## Given instruction
Repeat all the material exactly; pictures stay out of your copy.

(Source records)
──────────

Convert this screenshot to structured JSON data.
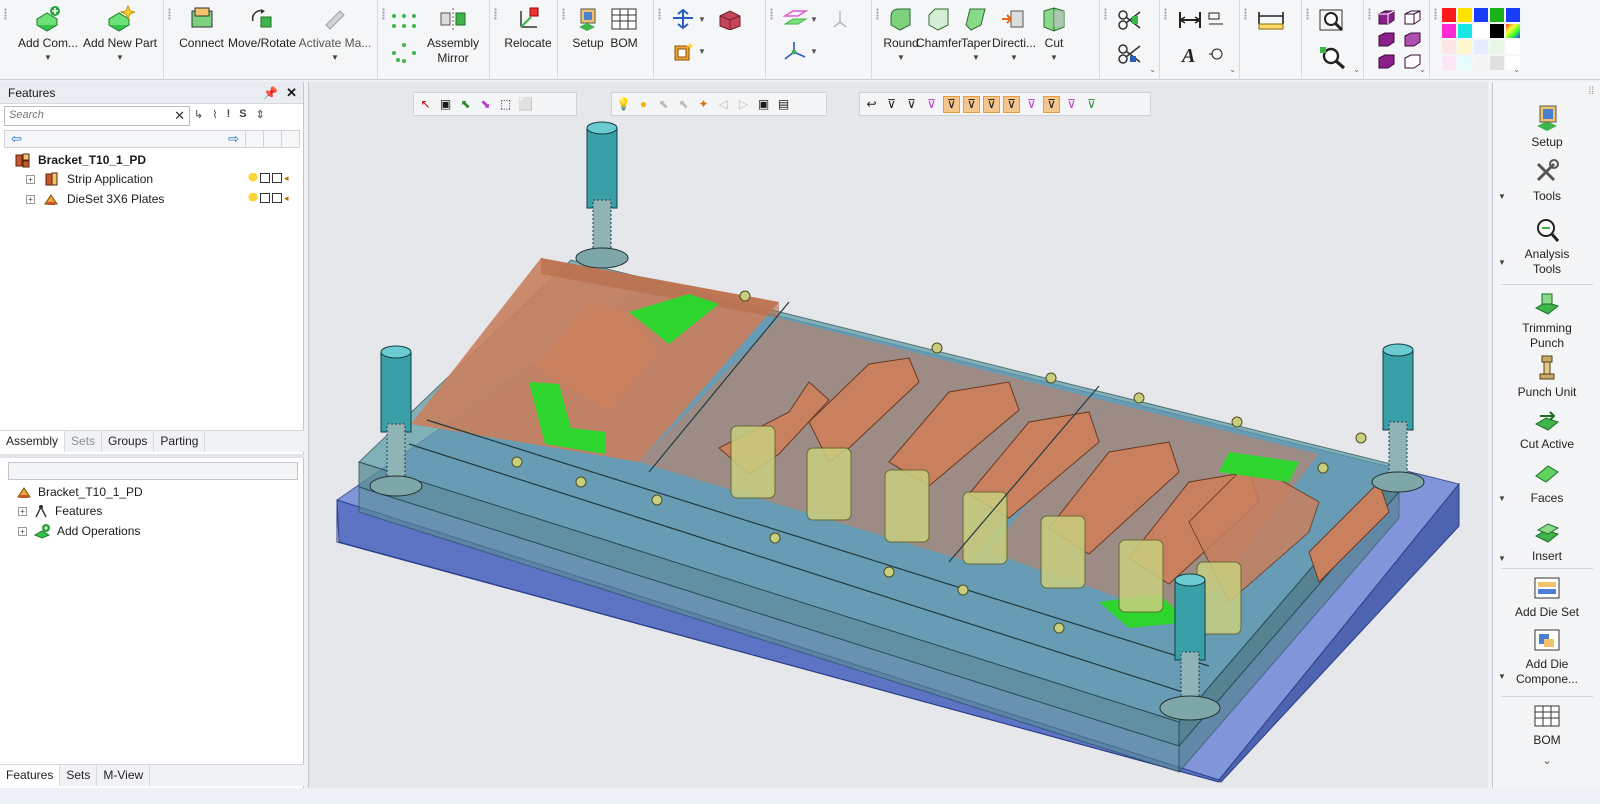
{
  "ribbon": {
    "groups": [
      {
        "buttons": [
          {
            "label": "Add Com...",
            "icon": "add-component-icon",
            "dropdown": true
          },
          {
            "label": "Add New Part",
            "icon": "add-new-part-icon",
            "dropdown": true
          }
        ]
      },
      {
        "buttons": [
          {
            "label": "Connect",
            "icon": "connect-icon"
          },
          {
            "label": "Move/Rotate",
            "icon": "move-rotate-icon"
          },
          {
            "label": "Activate Ma...",
            "icon": "activate-icon",
            "dropdown": true
          }
        ]
      },
      {
        "buttons": [
          {
            "label": "Assembly\nMirror",
            "icon": "assembly-mirror-icon"
          }
        ]
      },
      {
        "buttons": [
          {
            "label": "Relocate",
            "icon": "relocate-icon"
          }
        ]
      },
      {
        "buttons": [
          {
            "label": "Setup",
            "icon": "setup-icon"
          },
          {
            "label": "BOM",
            "icon": "bom-icon"
          }
        ]
      },
      {
        "buttons": [
          {
            "label": "Round",
            "icon": "round-icon",
            "dropdown": true
          },
          {
            "label": "Chamfer",
            "icon": "chamfer-icon"
          },
          {
            "label": "Taper",
            "icon": "taper-icon",
            "dropdown": true
          },
          {
            "label": "Directi...",
            "icon": "direct-icon",
            "dropdown": true
          },
          {
            "label": "Cut",
            "icon": "cut-icon",
            "dropdown": true
          }
        ]
      }
    ]
  },
  "features_panel": {
    "title": "Features",
    "search_placeholder": "Search",
    "root": "Bracket_T10_1_PD",
    "children": [
      "Strip Application",
      "DieSet 3X6 Plates"
    ],
    "tabs": [
      "Assembly",
      "Sets",
      "Groups",
      "Parting"
    ]
  },
  "process_panel": {
    "root": "Bracket_T10_1_PD",
    "children": [
      "Features",
      "Add Operations"
    ],
    "tabs": [
      "Features",
      "Sets",
      "M-View"
    ]
  },
  "right_toolbar": {
    "items": [
      "Setup",
      "Tools",
      "Analysis\nTools",
      "Trimming\nPunch",
      "Punch Unit",
      "Cut Active",
      "Faces",
      "Insert",
      "Add Die Set",
      "Add Die\nCompone...",
      "BOM"
    ]
  },
  "colors": {
    "plate_teal": "#5f9fa8",
    "base_blue": "#6f87d8",
    "strip_orange": "#c9805e",
    "highlight_green": "#2fd52f",
    "punch_yellow": "#c9cf7f",
    "accent_orange": "#f7c68b"
  }
}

──────────

## Solution for this exercise
Convert this screenshot to structured JSON data.
{
  "ribbon": {
    "groups": [
      {
        "buttons": [
          {
            "label": "Add Com...",
            "icon": "add-component-icon",
            "dropdown": true
          },
          {
            "label": "Add New Part",
            "icon": "add-new-part-icon",
            "dropdown": true
          }
        ]
      },
      {
        "buttons": [
          {
            "label": "Connect",
            "icon": "connect-icon"
          },
          {
            "label": "Move/Rotate",
            "icon": "move-rotate-icon"
          },
          {
            "label": "Activate Ma...",
            "icon": "activate-icon",
            "dropdown": true
          }
        ]
      },
      {
        "buttons": [
          {
            "label": "Assembly\nMirror",
            "icon": "assembly-mirror-icon"
          }
        ]
      },
      {
        "buttons": [
          {
            "label": "Relocate",
            "icon": "relocate-icon"
          }
        ]
      },
      {
        "buttons": [
          {
            "label": "Setup",
            "icon": "setup-icon"
          },
          {
            "label": "BOM",
            "icon": "bom-icon"
          }
        ]
      },
      {
        "buttons": [
          {
            "label": "Round",
            "icon": "round-icon",
            "dropdown": true
          },
          {
            "label": "Chamfer",
            "icon": "chamfer-icon"
          },
          {
            "label": "Taper",
            "icon": "taper-icon",
            "dropdown": true
          },
          {
            "label": "Directi...",
            "icon": "direct-icon",
            "dropdown": true
          },
          {
            "label": "Cut",
            "icon": "cut-icon",
            "dropdown": true
          }
        ]
      }
    ]
  },
  "features_panel": {
    "title": "Features",
    "search_placeholder": "Search",
    "root": "Bracket_T10_1_PD",
    "children": [
      "Strip Application",
      "DieSet 3X6 Plates"
    ],
    "tabs": [
      "Assembly",
      "Sets",
      "Groups",
      "Parting"
    ]
  },
  "process_panel": {
    "root": "Bracket_T10_1_PD",
    "children": [
      "Features",
      "Add Operations"
    ],
    "tabs": [
      "Features",
      "Sets",
      "M-View"
    ]
  },
  "right_toolbar": {
    "items": [
      "Setup",
      "Tools",
      "Analysis\nTools",
      "Trimming\nPunch",
      "Punch Unit",
      "Cut Active",
      "Faces",
      "Insert",
      "Add Die Set",
      "Add Die\nCompone...",
      "BOM"
    ]
  },
  "colors": {
    "plate_teal": "#5f9fa8",
    "base_blue": "#6f87d8",
    "strip_orange": "#c9805e",
    "highlight_green": "#2fd52f",
    "punch_yellow": "#c9cf7f",
    "accent_orange": "#f7c68b"
  }
}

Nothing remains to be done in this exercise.